- _Data listing_
%%

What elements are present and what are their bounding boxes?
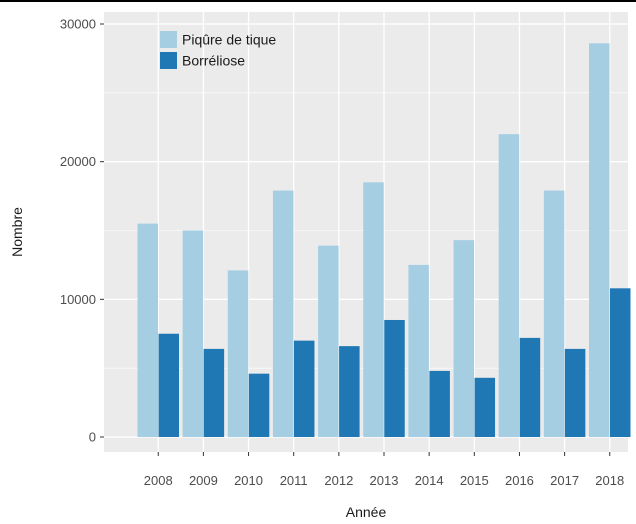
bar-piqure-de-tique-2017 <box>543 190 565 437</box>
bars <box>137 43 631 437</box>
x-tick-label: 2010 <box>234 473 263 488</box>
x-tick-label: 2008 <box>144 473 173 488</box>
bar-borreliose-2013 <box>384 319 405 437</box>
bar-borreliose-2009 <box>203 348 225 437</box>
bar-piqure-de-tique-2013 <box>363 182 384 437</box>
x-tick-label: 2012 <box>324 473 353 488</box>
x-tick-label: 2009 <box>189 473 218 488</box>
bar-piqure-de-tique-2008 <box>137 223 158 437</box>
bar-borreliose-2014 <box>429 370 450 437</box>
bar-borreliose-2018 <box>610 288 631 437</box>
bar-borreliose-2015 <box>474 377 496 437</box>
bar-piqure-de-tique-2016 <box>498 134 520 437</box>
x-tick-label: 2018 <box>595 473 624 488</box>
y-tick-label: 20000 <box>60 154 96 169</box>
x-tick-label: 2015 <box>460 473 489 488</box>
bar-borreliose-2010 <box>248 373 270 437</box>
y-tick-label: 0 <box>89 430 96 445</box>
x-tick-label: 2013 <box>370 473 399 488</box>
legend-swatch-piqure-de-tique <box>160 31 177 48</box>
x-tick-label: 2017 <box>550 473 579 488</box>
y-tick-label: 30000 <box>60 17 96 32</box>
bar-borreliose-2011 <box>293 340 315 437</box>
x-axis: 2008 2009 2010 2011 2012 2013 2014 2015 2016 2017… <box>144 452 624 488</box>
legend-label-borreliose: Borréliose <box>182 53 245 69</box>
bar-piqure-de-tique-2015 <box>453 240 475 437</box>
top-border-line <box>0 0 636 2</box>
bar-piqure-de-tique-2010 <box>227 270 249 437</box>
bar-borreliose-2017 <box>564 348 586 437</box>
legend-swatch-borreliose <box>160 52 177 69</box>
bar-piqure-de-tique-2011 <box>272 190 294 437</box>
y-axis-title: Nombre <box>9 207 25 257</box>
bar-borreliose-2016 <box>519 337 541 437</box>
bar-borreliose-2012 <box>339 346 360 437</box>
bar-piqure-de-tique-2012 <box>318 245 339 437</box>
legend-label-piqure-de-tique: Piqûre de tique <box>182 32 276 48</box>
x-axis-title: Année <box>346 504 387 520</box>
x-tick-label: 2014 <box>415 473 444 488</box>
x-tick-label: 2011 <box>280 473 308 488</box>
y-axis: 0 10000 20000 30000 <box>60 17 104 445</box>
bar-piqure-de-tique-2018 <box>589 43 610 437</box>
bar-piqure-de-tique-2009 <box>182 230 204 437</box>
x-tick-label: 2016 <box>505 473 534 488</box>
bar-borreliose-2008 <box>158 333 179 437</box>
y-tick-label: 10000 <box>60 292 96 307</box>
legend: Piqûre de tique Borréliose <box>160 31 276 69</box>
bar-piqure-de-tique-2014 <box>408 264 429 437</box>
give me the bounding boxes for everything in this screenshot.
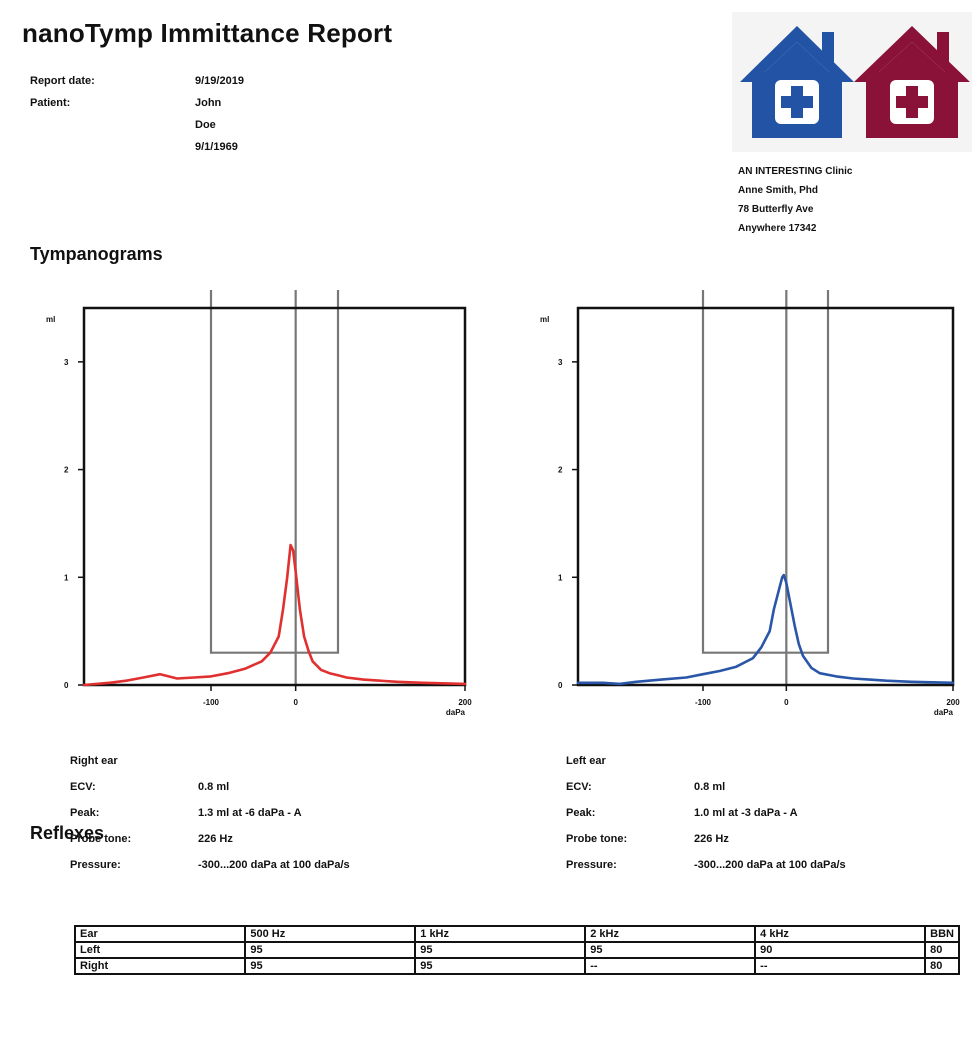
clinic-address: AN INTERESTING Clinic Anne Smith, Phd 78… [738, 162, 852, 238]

%%

- _Problem to work on_
Copy the records line for line, beginning with the line that contains "bar-piqure-de-tique-2017 <box>543 190" and ending with the line that contains "bar-piqure-de-tique-2014 <box>408 264", both included.

- _Written solution_
bar-piqure-de-tique-2017 <box>543 190 565 437</box>
bars <box>137 43 631 437</box>
x-tick-label: 2010 <box>234 473 263 488</box>
x-tick-label: 2008 <box>144 473 173 488</box>
bar-borreliose-2013 <box>384 319 405 437</box>
bar-borreliose-2009 <box>203 348 225 437</box>
bar-piqure-de-tique-2013 <box>363 182 384 437</box>
x-tick-label: 2012 <box>324 473 353 488</box>
x-tick-label: 2009 <box>189 473 218 488</box>
bar-piqure-de-tique-2008 <box>137 223 158 437</box>
bar-borreliose-2014 <box>429 370 450 437</box>
bar-borreliose-2018 <box>610 288 631 437</box>
bar-borreliose-2015 <box>474 377 496 437</box>
bar-piqure-de-tique-2016 <box>498 134 520 437</box>
x-tick-label: 2018 <box>595 473 624 488</box>
y-tick-label: 20000 <box>60 154 96 169</box>
x-tick-label: 2015 <box>460 473 489 488</box>
bar-borreliose-2010 <box>248 373 270 437</box>
y-tick-label: 0 <box>89 430 96 445</box>
x-tick-label: 2013 <box>370 473 399 488</box>
legend-swatch-piqure-de-tique <box>160 31 177 48</box>
x-tick-label: 2017 <box>550 473 579 488</box>
y-tick-label: 30000 <box>60 17 96 32</box>
bar-borreliose-2011 <box>293 340 315 437</box>
x-axis: 2008 2009 2010 2011 2012 2013 2014 2015 2016 2017… <box>144 452 624 488</box>
legend-label-borreliose: Borréliose <box>182 53 245 69</box>
bar-piqure-de-tique-2015 <box>453 240 475 437</box>
top-border-line <box>0 0 636 2</box>
bar-piqure-de-tique-2010 <box>227 270 249 437</box>
bar-borreliose-2017 <box>564 348 586 437</box>
legend-swatch-borreliose <box>160 52 177 69</box>
bar-piqure-de-tique-2011 <box>272 190 294 437</box>
y-axis-title: Nombre <box>9 207 25 257</box>
bar-borreliose-2016 <box>519 337 541 437</box>
bar-borreliose-2012 <box>339 346 360 437</box>
bar-piqure-de-tique-2012 <box>318 245 339 437</box>
legend-label-piqure-de-tique: Piqûre de tique <box>182 32 276 48</box>
x-axis-title: Année <box>346 504 387 520</box>
x-tick-label: 2014 <box>415 473 444 488</box>
x-tick-label: 2011 <box>280 473 308 488</box>
y-axis: 0 10000 20000 30000 <box>60 17 104 445</box>
bar-piqure-de-tique-2018 <box>589 43 610 437</box>
bar-piqure-de-tique-2009 <box>182 230 204 437</box>
x-tick-label: 2016 <box>505 473 534 488</box>
bar-borreliose-2008 <box>158 333 179 437</box>
y-tick-label: 10000 <box>60 292 96 307</box>
legend: Piqûre de tique Borréliose <box>160 31 276 69</box>
bar-piqure-de-tique-2014 <box>408 264 429 437</box>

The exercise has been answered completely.